## WHAT TO DO
Gather every line below where "this" appears.

## STORED DATA
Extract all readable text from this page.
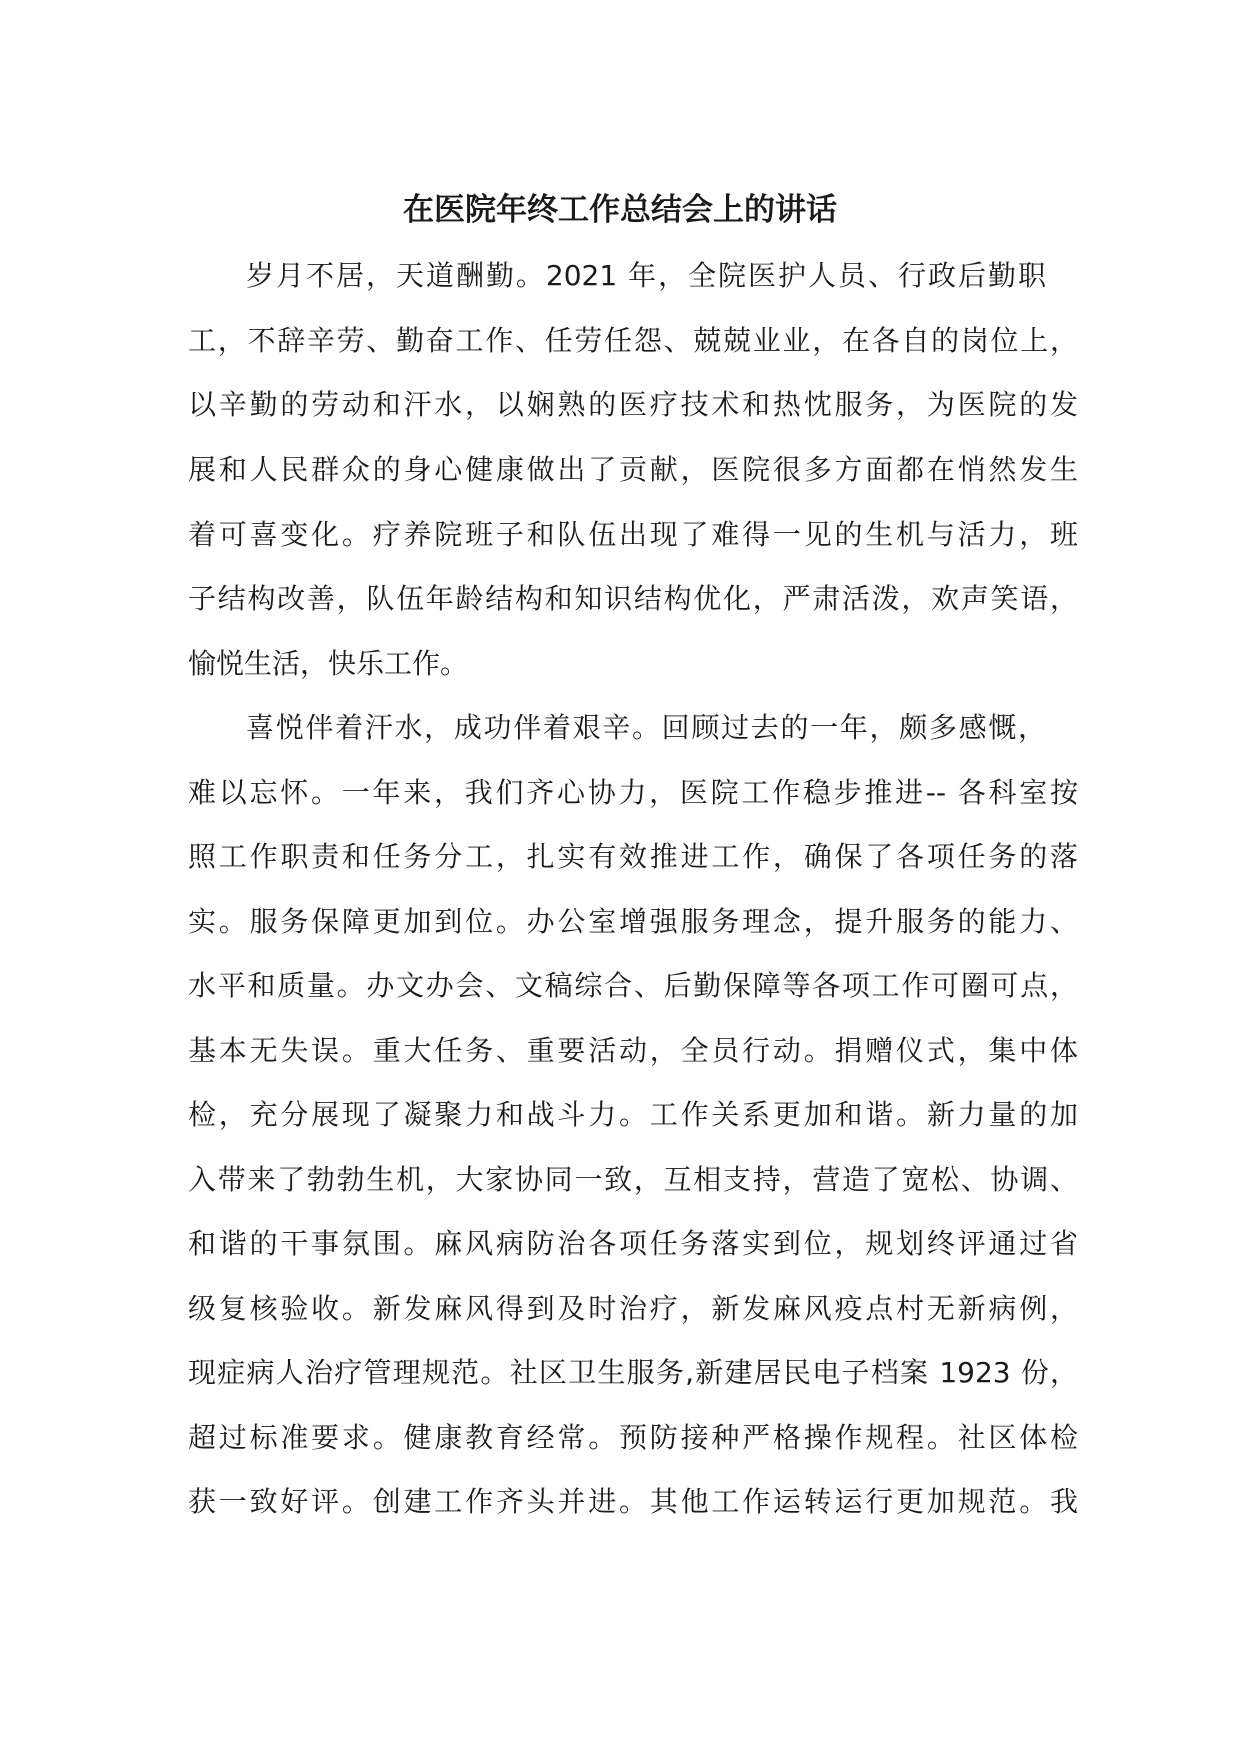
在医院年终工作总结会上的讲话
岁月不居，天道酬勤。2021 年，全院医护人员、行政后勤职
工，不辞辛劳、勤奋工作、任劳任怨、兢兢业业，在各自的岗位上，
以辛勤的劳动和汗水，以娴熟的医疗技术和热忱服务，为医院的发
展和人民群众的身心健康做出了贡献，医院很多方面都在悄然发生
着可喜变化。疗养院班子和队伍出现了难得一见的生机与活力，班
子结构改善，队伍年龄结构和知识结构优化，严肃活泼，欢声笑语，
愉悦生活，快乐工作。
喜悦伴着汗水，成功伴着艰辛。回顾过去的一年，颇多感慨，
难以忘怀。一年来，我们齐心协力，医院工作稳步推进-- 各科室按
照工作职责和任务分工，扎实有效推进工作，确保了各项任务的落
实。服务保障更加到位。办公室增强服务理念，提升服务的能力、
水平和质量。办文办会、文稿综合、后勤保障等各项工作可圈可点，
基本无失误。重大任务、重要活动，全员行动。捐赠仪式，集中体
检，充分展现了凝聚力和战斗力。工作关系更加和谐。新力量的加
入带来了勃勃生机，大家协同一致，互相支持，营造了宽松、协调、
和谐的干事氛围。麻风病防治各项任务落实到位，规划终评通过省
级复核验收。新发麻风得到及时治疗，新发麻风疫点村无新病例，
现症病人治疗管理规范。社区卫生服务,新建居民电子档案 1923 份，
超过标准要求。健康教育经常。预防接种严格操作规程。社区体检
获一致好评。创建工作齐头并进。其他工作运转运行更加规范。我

...

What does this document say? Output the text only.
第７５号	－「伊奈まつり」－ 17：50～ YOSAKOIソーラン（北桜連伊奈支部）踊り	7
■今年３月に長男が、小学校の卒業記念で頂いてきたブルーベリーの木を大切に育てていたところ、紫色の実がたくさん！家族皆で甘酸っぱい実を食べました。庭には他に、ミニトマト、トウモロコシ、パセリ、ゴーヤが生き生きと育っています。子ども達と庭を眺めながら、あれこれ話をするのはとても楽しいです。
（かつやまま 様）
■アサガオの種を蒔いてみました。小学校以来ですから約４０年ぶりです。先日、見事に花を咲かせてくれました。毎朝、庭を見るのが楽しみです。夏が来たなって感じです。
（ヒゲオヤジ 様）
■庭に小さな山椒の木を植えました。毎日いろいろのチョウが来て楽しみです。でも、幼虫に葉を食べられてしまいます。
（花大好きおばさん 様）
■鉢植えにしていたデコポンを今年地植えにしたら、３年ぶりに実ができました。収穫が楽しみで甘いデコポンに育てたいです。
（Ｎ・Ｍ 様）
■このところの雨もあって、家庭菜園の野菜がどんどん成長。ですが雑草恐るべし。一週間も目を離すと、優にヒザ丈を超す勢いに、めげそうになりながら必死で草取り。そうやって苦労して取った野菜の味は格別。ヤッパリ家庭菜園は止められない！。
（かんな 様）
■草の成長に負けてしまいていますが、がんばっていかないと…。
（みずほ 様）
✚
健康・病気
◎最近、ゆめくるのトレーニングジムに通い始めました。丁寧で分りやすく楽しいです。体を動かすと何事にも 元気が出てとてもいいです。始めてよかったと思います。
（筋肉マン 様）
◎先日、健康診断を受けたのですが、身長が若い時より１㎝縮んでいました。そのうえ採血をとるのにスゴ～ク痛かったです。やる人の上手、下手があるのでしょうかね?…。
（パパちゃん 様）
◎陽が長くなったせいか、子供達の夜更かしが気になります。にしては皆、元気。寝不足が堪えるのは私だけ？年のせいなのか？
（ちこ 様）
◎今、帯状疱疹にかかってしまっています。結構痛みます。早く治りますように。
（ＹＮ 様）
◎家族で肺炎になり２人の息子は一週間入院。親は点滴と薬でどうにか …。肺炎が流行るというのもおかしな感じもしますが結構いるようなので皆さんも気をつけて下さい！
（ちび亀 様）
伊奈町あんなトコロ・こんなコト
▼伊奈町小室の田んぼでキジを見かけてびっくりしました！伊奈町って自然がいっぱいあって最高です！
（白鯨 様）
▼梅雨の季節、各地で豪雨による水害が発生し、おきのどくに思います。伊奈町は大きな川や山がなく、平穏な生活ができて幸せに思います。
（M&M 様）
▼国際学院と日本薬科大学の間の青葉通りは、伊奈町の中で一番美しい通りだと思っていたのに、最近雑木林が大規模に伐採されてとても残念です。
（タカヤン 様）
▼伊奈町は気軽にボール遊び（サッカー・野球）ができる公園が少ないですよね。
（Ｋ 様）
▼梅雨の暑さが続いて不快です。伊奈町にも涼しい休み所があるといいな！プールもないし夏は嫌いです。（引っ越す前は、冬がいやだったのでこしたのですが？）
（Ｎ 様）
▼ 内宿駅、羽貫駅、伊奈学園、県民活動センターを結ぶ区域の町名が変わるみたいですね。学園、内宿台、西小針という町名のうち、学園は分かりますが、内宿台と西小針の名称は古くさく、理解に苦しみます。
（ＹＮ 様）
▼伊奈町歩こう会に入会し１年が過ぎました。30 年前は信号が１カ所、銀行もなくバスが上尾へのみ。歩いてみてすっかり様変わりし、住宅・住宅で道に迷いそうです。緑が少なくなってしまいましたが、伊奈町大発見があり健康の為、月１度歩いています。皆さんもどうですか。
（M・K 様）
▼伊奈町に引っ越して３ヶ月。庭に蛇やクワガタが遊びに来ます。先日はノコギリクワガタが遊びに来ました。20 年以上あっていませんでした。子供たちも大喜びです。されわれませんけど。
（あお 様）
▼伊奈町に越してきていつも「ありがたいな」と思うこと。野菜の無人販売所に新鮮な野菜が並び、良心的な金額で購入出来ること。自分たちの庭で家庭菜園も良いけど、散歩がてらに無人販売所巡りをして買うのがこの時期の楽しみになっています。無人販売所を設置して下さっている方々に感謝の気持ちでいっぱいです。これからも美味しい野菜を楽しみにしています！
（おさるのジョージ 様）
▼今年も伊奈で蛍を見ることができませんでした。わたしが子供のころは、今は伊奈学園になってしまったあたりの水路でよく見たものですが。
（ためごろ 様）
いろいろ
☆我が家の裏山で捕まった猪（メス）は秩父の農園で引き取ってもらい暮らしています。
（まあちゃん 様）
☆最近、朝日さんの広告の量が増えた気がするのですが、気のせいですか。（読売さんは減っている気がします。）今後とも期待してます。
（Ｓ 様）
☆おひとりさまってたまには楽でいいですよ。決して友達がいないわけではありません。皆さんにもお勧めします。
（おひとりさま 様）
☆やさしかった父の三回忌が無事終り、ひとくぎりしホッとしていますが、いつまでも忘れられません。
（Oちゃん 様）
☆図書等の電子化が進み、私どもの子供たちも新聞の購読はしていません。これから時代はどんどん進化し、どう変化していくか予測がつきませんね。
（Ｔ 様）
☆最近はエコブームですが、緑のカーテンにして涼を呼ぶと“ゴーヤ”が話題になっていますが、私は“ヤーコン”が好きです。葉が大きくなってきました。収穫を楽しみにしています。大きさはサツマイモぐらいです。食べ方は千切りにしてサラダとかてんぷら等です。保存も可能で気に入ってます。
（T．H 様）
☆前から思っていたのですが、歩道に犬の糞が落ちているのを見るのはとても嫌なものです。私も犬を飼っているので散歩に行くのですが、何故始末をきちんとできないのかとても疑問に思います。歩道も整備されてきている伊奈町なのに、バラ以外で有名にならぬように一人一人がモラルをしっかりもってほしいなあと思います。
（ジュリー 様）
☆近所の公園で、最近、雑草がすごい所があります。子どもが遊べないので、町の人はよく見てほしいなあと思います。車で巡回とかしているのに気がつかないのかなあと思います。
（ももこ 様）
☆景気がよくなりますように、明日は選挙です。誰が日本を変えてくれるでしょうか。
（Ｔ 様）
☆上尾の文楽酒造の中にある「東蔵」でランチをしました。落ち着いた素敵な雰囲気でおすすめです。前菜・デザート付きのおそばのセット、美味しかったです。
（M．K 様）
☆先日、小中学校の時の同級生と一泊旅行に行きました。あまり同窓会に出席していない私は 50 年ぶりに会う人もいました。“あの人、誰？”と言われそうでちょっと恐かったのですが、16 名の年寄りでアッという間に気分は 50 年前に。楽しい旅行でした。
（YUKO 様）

## TASK SOLUTION
Extract all readable text from this page.
What does this document say? Output the text only.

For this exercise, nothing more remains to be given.